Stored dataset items

--------------------

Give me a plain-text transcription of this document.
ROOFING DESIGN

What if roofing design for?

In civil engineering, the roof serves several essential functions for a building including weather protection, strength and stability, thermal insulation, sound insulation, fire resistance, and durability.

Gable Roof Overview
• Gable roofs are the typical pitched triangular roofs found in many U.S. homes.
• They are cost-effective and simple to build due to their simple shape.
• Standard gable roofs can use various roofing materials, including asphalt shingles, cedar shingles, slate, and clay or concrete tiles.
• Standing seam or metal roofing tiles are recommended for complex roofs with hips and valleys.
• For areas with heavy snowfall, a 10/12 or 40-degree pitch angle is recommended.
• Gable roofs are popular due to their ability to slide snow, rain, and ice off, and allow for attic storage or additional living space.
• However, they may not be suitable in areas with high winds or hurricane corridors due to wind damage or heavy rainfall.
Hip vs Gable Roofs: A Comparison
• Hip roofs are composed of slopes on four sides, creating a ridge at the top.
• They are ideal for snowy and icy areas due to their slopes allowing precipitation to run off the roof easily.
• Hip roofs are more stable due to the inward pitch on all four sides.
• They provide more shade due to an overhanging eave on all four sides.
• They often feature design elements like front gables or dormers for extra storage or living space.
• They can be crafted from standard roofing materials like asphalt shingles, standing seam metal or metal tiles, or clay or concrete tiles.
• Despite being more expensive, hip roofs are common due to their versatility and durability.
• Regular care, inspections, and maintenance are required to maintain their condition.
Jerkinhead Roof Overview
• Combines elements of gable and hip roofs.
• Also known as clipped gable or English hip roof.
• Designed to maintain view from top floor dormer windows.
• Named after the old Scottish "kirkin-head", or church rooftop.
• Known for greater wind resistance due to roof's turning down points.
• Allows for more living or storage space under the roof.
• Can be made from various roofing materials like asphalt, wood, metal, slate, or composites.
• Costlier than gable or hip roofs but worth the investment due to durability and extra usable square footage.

--------------------

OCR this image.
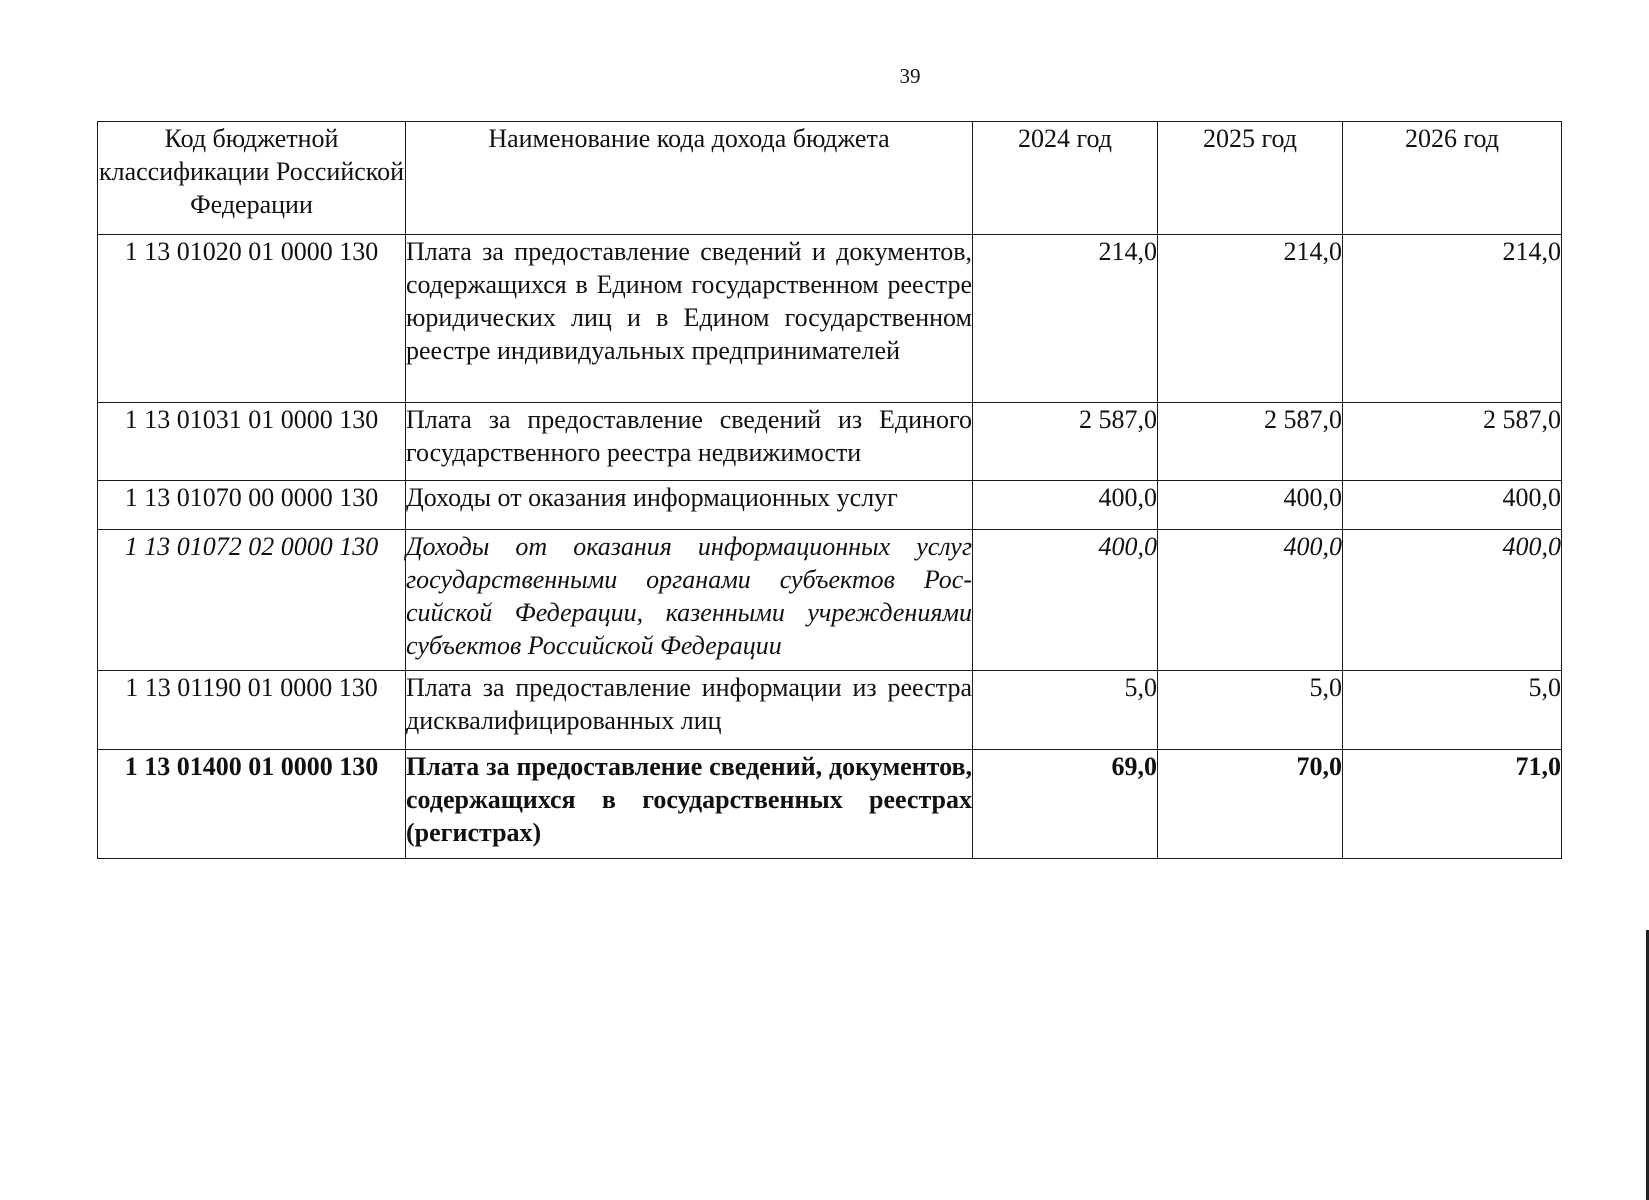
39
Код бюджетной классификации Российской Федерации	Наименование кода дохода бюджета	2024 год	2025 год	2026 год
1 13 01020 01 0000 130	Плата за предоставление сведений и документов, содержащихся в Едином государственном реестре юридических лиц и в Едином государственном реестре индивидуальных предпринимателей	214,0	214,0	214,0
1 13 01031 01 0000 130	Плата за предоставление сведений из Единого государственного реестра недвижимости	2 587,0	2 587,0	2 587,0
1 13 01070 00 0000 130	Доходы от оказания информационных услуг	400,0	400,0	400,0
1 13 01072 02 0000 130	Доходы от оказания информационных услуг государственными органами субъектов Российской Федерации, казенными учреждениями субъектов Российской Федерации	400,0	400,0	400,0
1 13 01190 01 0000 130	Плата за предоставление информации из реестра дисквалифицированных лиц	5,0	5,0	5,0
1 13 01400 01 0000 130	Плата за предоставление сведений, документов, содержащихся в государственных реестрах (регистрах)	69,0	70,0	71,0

--------------------

§ EXERCISE PROMPT:
Gather each line from the entries above that includes the word "various".

§ TASK RESULT:
• Standard gable roofs can use various roofing materials, including asphalt shingles, cedar shingles, slate, and clay or concrete tiles.
• Can be made from various roofing materials like asphalt, wood, metal, slate, or composites.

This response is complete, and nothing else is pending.